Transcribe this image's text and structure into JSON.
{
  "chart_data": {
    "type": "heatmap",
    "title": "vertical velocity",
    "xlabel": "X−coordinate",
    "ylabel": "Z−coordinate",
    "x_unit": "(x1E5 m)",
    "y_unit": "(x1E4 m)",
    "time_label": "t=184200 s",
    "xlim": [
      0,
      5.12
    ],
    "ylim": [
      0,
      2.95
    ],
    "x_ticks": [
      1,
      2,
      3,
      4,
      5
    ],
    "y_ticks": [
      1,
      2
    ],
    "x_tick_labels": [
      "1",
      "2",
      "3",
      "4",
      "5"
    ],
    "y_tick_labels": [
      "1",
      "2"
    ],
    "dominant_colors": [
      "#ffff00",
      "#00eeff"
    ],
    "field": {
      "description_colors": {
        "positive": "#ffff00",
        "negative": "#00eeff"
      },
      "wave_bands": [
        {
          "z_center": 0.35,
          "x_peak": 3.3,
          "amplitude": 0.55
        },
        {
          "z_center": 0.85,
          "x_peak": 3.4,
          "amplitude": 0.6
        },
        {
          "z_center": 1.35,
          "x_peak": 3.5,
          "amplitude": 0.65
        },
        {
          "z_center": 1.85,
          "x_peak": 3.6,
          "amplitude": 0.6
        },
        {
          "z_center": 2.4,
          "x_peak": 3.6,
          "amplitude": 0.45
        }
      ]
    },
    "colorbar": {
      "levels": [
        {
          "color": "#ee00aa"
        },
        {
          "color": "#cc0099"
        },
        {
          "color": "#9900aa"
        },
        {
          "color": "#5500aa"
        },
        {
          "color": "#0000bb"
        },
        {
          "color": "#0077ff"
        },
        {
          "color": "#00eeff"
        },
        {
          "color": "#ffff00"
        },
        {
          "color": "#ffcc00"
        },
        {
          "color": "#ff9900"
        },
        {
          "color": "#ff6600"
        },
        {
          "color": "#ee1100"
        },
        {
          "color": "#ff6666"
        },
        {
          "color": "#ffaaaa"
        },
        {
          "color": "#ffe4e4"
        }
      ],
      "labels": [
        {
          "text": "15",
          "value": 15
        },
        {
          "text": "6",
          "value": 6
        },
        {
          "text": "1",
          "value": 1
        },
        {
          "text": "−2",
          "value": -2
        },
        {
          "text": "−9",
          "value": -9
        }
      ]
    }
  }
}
..........
SET PROBLEM: Which lines contain the word "amplitude"? Return each of them.

THE OUTPUT:
          "amplitude": 0.55
          "amplitude": 0.6
          "amplitude": 0.65
          "amplitude": 0.6
          "amplitude": 0.45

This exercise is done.